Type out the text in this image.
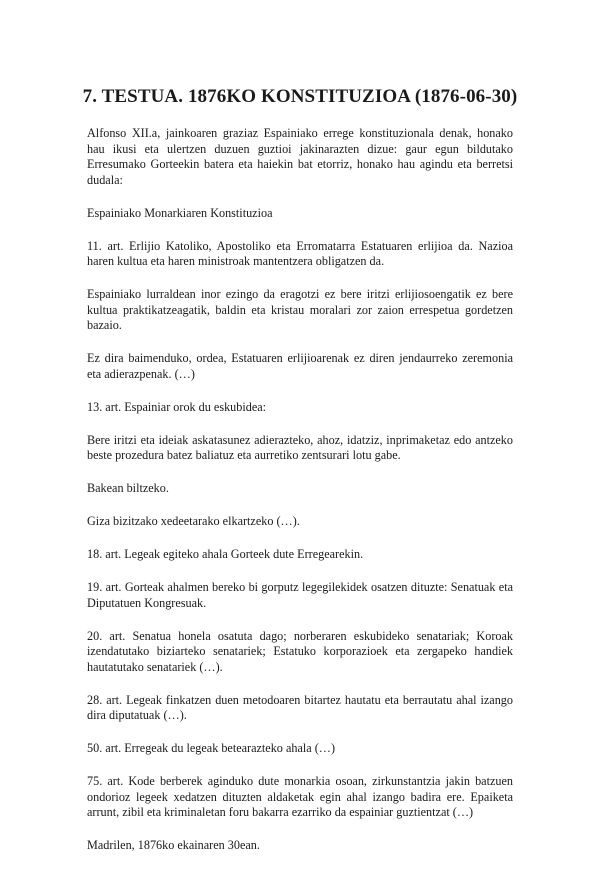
7. TESTUA. 1876KO KONSTITUZIOA (1876-06-30)

Alfonso XII.a, jainkoaren graziaz Espainiako errege konstituzionala denak, honako hau ikusi eta ulertzen duzuen guztioi jakinarazten dizue: gaur egun bildutako Erresumako Gorteekin batera eta haiekin bat etorriz, honako hau agindu eta berretsi dudala:

Espainiako Monarkiaren Konstituzioa

11. art. Erlijio Katoliko, Apostoliko eta Erromatarra Estatuaren erlijioa da. Nazioa haren kultua eta haren ministroak mantentzera obligatzen da.

Espainiako lurraldean inor ezingo da eragotzi ez bere iritzi erlijiosoengatik ez bere kultua praktikatzeagatik, baldin eta kristau moralari zor zaion errespetua gordetzen bazaio.

Ez dira baimenduko, ordea, Estatuaren erlijioarenak ez diren jendaurreko zeremonia eta adierazpenak. (…)

13. art. Espainiar orok du eskubidea:

Bere iritzi eta ideiak askatasunez adierazteko, ahoz, idatziz, inprimaketaz edo antzeko beste prozedura batez baliatuz eta aurretiko zentsurari lotu gabe.

Bakean biltzeko.

Giza bizitzako xedeetarako elkartzeko (…).

18. art. Legeak egiteko ahala Gorteek dute Erregearekin.

19. art. Gorteak ahalmen bereko bi gorputz legegilekidek osatzen dituzte: Senatuak eta Diputatuen Kongresuak.

20. art. Senatua honela osatuta dago; norberaren eskubideko senatariak; Koroak izendatutako biziarteko senatariek; Estatuko korporazioek eta zergapeko handiek hautatutako senatariek (…).

28. art. Legeak finkatzen duen metodoaren bitartez hautatu eta berrautatu ahal izango dira diputatuak (…).

50. art. Erregeak du legeak betearazteko ahala (…)

75. art. Kode berberek aginduko dute monarkia osoan, zirkunstantzia jakin batzuen ondorioz legeek xedatzen dituzten aldaketak egin ahal izango badira ere. Epaiketa arrunt, zibil eta kriminaletan foru bakarra ezarriko da espainiar guztientzat (…)

Madrilen, 1876ko ekainaren 30ean.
----------
| Problem |
Every line above should be returned word for word, with the pictures left behind.

| Correct response |
Type out the text in this image.
7. TESTUA. 1876KO KONSTITUZIOA (1876-06-30)

Alfonso XII.a, jainkoaren graziaz Espainiako errege konstituzionala denak, honako hau ikusi eta ulertzen duzuen guztioi jakinarazten dizue: gaur egun bildutako Erresumako Gorteekin batera eta haiekin bat etorriz, honako hau agindu eta berretsi dudala:

Espainiako Monarkiaren Konstituzioa

11. art. Erlijio Katoliko, Apostoliko eta Erromatarra Estatuaren erlijioa da. Nazioa haren kultua eta haren ministroak mantentzera obligatzen da.

Espainiako lurraldean inor ezingo da eragotzi ez bere iritzi erlijiosoengatik ez bere kultua praktikatzeagatik, baldin eta kristau moralari zor zaion errespetua gordetzen bazaio.

Ez dira baimenduko, ordea, Estatuaren erlijioarenak ez diren jendaurreko zeremonia eta adierazpenak. (…)

13. art. Espainiar orok du eskubidea:

Bere iritzi eta ideiak askatasunez adierazteko, ahoz, idatziz, inprimaketaz edo antzeko beste prozedura batez baliatuz eta aurretiko zentsurari lotu gabe.

Bakean biltzeko.

Giza bizitzako xedeetarako elkartzeko (…).

18. art. Legeak egiteko ahala Gorteek dute Erregearekin.

19. art. Gorteak ahalmen bereko bi gorputz legegilekidek osatzen dituzte: Senatuak eta Diputatuen Kongresuak.

20. art. Senatua honela osatuta dago; norberaren eskubideko senatariak; Koroak izendatutako biziarteko senatariek; Estatuko korporazioek eta zergapeko handiek hautatutako senatariek (…).

28. art. Legeak finkatzen duen metodoaren bitartez hautatu eta berrautatu ahal izango dira diputatuak (…).

50. art. Erregeak du legeak betearazteko ahala (…)

75. art. Kode berberek aginduko dute monarkia osoan, zirkunstantzia jakin batzuen ondorioz legeek xedatzen dituzten aldaketak egin ahal izango badira ere. Epaiketa arrunt, zibil eta kriminaletan foru bakarra ezarriko da espainiar guztientzat (…)

Madrilen, 1876ko ekainaren 30ean.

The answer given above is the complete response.